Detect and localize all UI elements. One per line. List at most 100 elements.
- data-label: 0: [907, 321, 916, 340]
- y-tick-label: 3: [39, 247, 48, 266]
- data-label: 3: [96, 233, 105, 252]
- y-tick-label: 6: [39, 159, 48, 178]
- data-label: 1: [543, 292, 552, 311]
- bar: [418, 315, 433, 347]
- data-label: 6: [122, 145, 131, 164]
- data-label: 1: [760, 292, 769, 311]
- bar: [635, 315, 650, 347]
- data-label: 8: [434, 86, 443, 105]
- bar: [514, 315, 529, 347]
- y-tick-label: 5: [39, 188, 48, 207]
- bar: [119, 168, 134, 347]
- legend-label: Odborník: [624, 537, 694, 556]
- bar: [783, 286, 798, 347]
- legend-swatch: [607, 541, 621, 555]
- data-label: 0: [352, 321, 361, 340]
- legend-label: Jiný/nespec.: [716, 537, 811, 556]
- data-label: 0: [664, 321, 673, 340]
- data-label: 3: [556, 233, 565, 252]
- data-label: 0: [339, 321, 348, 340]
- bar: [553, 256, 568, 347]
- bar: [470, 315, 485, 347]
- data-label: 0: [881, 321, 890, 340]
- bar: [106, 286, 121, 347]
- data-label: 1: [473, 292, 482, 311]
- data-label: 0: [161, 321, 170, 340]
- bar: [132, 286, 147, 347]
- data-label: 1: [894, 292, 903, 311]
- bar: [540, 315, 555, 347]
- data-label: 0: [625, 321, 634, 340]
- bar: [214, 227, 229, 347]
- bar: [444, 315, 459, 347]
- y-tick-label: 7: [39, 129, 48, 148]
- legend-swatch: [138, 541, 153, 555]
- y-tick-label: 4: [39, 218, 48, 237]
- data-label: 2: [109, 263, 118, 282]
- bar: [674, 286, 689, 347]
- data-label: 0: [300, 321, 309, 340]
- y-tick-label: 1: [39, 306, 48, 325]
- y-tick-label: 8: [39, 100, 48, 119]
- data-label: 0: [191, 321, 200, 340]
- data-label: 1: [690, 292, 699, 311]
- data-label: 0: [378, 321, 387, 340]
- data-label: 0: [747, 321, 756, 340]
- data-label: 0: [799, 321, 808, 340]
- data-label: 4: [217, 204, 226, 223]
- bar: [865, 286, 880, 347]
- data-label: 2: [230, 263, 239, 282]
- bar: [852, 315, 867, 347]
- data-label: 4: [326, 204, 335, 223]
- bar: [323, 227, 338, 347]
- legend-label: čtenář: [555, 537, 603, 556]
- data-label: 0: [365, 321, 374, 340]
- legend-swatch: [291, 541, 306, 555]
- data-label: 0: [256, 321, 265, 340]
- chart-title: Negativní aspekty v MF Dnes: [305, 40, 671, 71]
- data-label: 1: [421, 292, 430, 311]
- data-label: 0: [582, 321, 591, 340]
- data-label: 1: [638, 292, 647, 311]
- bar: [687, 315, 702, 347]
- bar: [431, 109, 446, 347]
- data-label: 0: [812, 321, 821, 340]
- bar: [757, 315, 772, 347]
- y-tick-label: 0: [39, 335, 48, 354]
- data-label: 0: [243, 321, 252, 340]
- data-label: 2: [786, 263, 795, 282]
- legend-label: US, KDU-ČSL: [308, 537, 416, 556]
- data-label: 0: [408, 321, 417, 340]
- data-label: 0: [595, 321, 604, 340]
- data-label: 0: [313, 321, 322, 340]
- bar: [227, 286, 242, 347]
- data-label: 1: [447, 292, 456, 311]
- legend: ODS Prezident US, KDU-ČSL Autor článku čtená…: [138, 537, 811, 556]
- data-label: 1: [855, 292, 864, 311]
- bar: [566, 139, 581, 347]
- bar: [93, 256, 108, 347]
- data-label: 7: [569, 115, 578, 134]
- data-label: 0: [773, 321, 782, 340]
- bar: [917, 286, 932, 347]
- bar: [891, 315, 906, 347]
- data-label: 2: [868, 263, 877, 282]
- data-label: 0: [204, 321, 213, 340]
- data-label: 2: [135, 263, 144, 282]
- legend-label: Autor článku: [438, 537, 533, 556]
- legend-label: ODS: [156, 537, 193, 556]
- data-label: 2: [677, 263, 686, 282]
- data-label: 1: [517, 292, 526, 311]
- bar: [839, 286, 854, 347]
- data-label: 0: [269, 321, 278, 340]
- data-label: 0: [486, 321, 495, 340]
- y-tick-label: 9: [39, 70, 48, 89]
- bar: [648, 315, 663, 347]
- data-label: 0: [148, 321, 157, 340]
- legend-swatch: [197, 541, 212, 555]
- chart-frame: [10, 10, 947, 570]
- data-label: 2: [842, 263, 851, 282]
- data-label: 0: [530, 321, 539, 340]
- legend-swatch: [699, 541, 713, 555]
────────────────────
- **Goal**: Rewrite every line of the listing above as a JSON list of strings, one string per line, leaving out blank lines.

- **Solution for this exercise**:
[
  "Detect and localize all UI elements. One per line. List at most 100 elements.",
  "- data-label: 0: [907, 321, 916, 340]",
  "- y-tick-label: 3: [39, 247, 48, 266]",
  "- data-label: 3: [96, 233, 105, 252]",
  "- y-tick-label: 6: [39, 159, 48, 178]",
  "- data-label: 1: [543, 292, 552, 311]",
  "- bar: [418, 315, 433, 347]",
  "- data-label: 6: [122, 145, 131, 164]",
  "- data-label: 1: [760, 292, 769, 311]",
  "- bar: [635, 315, 650, 347]",
  "- data-label: 8: [434, 86, 443, 105]",
  "- bar: [514, 315, 529, 347]",
  "- y-tick-label: 5: [39, 188, 48, 207]",
  "- bar: [119, 168, 134, 347]",
  "- legend-label: Odborník: [624, 537, 694, 556]",
  "- bar: [783, 286, 798, 347]",
  "- legend-swatch: [607, 541, 621, 555]",
  "- data-label: 0: [352, 321, 361, 340]",
  "- legend-label: Jiný/nespec.: [716, 537, 811, 556]",
  "- data-label: 0: [664, 321, 673, 340]",
  "- data-label: 3: [556, 233, 565, 252]",
  "- data-label: 0: [339, 321, 348, 340]",
  "- bar: [553, 256, 568, 347]",
  "- bar: [470, 315, 485, 347]",
  "- data-label: 0: [881, 321, 890, 340]",
  "- bar: [106, 286, 121, 347]",
  "- data-label: 1: [473, 292, 482, 311]",
  "- data-label: 0: [161, 321, 170, 340]",
  "- bar: [132, 286, 147, 347]",
  "- data-label: 1: [894, 292, 903, 311]",
  "- bar: [540, 315, 555, 347]",
  "- data-label: 0: [625, 321, 634, 340]",
  "- bar: [214, 227, 229, 347]",
  "- bar: [444, 315, 459, 347]",
  "- y-tick-label: 7: [39, 129, 48, 148]",
  "- legend-swatch: [138, 541, 153, 555]",
  "- y-tick-label: 4: [39, 218, 48, 237]",
  "- data-label: 2: [109, 263, 118, 282]",
  "- bar: [674, 286, 689, 347]",
  "- data-label: 0: [300, 321, 309, 340]",
  "- y-tick-label: 1: [39, 306, 48, 325]",
  "- y-tick-label: 8: [39, 100, 48, 119]",
  "- data-label: 0: [191, 321, 200, 340]",
  "- data-label: 1: [690, 292, 699, 311]",
  "- data-label: 0: [378, 321, 387, 340]",
  "- data-label: 0: [747, 321, 756, 340]",
  "- data-label: 0: [799, 321, 808, 340]",
  "- data-label: 4: [217, 204, 226, 223]",
  "- bar: [865, 286, 880, 347]",
  "- data-label: 2: [230, 263, 239, 282]",
  "- bar: [852, 315, 867, 347]",
  "- data-label: 4: [326, 204, 335, 223]",
  "- bar: [323, 227, 338, 347]",
  "- legend-label: čtenář: [555, 537, 603, 556]",
  "- data-label: 0: [365, 321, 374, 340]",
  "- legend-swatch: [291, 541, 306, 555]",
  "- data-label: 0: [256, 321, 265, 340]",
  "- chart-title: Negativní aspekty v MF Dnes: [305, 40, 671, 71]",
  "- data-label: 1: [421, 292, 430, 311]",
  "- data-label: 0: [582, 321, 591, 340]",
  "- data-label: 1: [638, 292, 647, 311]",
  "- bar: [687, 315, 702, 347]",
  "- bar: [431, 109, 446, 347]",
  "- data-label: 0: [812, 321, 821, 340]",
  "- bar: [757, 315, 772, 347]",
  "- y-tick-label: 0: [39, 335, 48, 354]",
  "- data-label: 0: [243, 321, 252, 340]",
  "- data-label: 2: [786, 263, 795, 282]",
  "- legend-label: US, KDU-ČSL: [308, 537, 416, 556]",
  "- data-label: 0: [408, 321, 417, 340]",
  "- data-label: 0: [595, 321, 604, 340]",
  "- data-label: 0: [313, 321, 322, 340]",
  "- bar: [227, 286, 242, 347]",
  "- data-label: 1: [447, 292, 456, 311]",
  "- legend: ODS Prezident US, KDU-ČSL Autor článku čtená…: [138, 537, 811, 556]",
  "- data-label: 1: [855, 292, 864, 311]",
  "- bar: [566, 139, 581, 347]",
  "- bar: [93, 256, 108, 347]",
  "- data-label: 7: [569, 115, 578, 134]",
  "- data-label: 0: [773, 321, 782, 340]",
  "- bar: [917, 286, 932, 347]",
  "- bar: [891, 315, 906, 347]",
  "- data-label: 2: [868, 263, 877, 282]",
  "- data-label: 0: [204, 321, 213, 340]",
  "- data-label: 2: [135, 263, 144, 282]",
  "- legend-label: Autor článku: [438, 537, 533, 556]",
  "- legend-label: ODS: [156, 537, 193, 556]",
  "- data-label: 2: [677, 263, 686, 282]",
  "- data-label: 1: [517, 292, 526, 311]",
  "- bar: [839, 286, 854, 347]",
  "- data-label: 0: [269, 321, 278, 340]",
  "- data-label: 0: [486, 321, 495, 340]",
  "- y-tick-label: 9: [39, 70, 48, 89]",
  "- bar: [648, 315, 663, 347]",
  "- data-label: 0: [148, 321, 157, 340]",
  "- legend-swatch: [197, 541, 212, 555]",
  "- chart-frame: [10, 10, 947, 570]",
  "- data-label: 2: [842, 263, 851, 282]",
  "- data-label: 0: [530, 321, 539, 340]",
  "- legend-swatch: [699, 541, 713, 555]"
]